## DIRECTIVES
**1.** Rewrite the part of the project description on autobiographical writing by women in Spanish exile that opens with the words containing "1. Consolidate the" and closes with "literature and philosophy.", putting "data repository" wherever "database" appears.
**2.** Extend the project description on autobiographical writing by women in Spanish exile, carrying on from its final sentence.

··· EXCERPT

Romanistik

Autobiographical Narration and Female Authorship in Spanish Exile after 1936

Autobiographical Narration and Female Authorship in Spanish Exile after 1936

Among the women who fled Spain during the Civil War and the Franco dictatorship, there were countless intellectuals and artists. A large part of this group's writings has been (re)published thanks to the work of the GEXEL research group and publishers such as Renacimiento. However, their discussion in research remains centred on a few celebrities such as María Zambrano. Our project will change this by thoroughly analysing a large corpus of autobiographical writings by women in exile. This corpus will allow us not only to reconstruct the lives, creations and worldviews of these authors, as existing research on these works already does, but also to examine female authorship before, during and after exile as the subject of their works and as a pattern of their production, publication and reception practices, with particular attention to intersectional factors of authorship, such as age, class, migration, education, gender, family situation and health. 

Goals

  1. Consolidate the corpus and feed its metadata into a database. This should improve the public availability of data on exile, make the authors and artists living in exile visible as such and help to further reduce possible intersectional national and gender-related bias in exile research. The database is freely accessible according to FAIR principles and can be used for further research on exile, female authorship or 20th century art, literature and philosophy. 
  2. Analyse the production, dissemination and reception of the elements of the corpus. On the basis of references to the elements (including reviews, correspondence, interviews) as well as editions and translations, the aim is to reconstruct how autobiographical writings by women in exile are disseminated – or even forgotten. In addition to these two endeavours, which are oriented towards the ideal of completeness.

······
··· RECORDS SHOWN

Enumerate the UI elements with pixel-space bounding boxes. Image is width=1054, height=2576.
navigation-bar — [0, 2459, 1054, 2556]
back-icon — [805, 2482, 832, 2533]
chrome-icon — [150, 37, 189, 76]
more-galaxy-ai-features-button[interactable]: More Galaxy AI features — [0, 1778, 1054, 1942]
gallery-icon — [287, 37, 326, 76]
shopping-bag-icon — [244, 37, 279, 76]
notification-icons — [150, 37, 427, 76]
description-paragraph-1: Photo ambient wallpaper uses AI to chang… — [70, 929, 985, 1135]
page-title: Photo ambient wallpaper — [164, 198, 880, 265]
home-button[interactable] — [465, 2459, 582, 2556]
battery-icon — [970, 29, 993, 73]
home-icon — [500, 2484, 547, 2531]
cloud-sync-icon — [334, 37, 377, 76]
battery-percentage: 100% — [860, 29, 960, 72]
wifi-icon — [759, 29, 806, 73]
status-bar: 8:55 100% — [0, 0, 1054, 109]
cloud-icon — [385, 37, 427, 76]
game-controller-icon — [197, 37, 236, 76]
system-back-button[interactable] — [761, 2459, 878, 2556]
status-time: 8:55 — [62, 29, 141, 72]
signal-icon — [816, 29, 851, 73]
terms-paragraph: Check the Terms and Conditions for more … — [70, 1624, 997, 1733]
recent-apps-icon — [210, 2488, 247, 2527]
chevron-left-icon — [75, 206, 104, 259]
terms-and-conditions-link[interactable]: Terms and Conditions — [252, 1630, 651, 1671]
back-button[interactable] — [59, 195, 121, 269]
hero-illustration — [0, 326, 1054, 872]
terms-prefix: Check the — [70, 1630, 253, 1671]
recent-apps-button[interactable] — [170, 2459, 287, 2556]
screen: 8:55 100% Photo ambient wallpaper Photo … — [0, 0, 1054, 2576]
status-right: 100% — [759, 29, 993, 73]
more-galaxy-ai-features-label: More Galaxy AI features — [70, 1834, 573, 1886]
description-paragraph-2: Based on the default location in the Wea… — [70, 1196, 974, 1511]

······

## ANSWERS TO THE TASKS
**1.**
1. Consolidate the corpus and feed its metadata into a data repository. This should improve the public availability of data on exile, make the authors and artists living in exile visible as such and help to further reduce possible intersectional national and gender-related bias in exile research. The data repository is freely accessible according to FAIR principles and can be used for further research on exile, female authorship or 20th century art, literature and philosophy.

**2.**
  3. For a sample of texts with a strong reference to Mexican exile, digitise the materials and make them available for Named Entity Recognition and thematic modelling so that intertextual and metapoetic references can be reconstructed, contributing to both a general idea of authorship and the specific authorship of women writers and artists.
  4. Using the same sample, model the themes and processes of female autobiographical writing in exile and examine them in depth at nodal points such as the categories of art, exile and medium or the processes of self-representation. 

The result is a better understanding of female authorship in exile and autobiographical writing in exile, both of which are explored using the Spanish exile as a model.

Project Members

Matei Chihaia is Full Professor of Spanish and French Literature and Member of the Center for Narrative Research.

https://orcid.org/0000-0002-0678-2993

Mirjam Leuzinger is a postdoctoral researcher and Privatdozentin in Romance literatures and cultures. Her work focuses on exile, autobiography, and intellectual history across Latin America and Europe.

https://orcid.org/0000-0002-1403-3116

Associate Professor at the International University of Valencia (VIU), Andrea Luquin Calvo specializes in the intellectual legacy of the Spanish exile of 1939, with a particular focus on its authors and artistic expressions. Her research also engages deeply with feminism and gender studies.

https://orcid.org/0000-0002-9930-1350

Jaqueline Rolón is a PhD candidate at the National University of La Plata (UNLP) and research assistant at the University of Wuppertal. Her research focuses on Argentine young adult literature and its intertextuality with mythology.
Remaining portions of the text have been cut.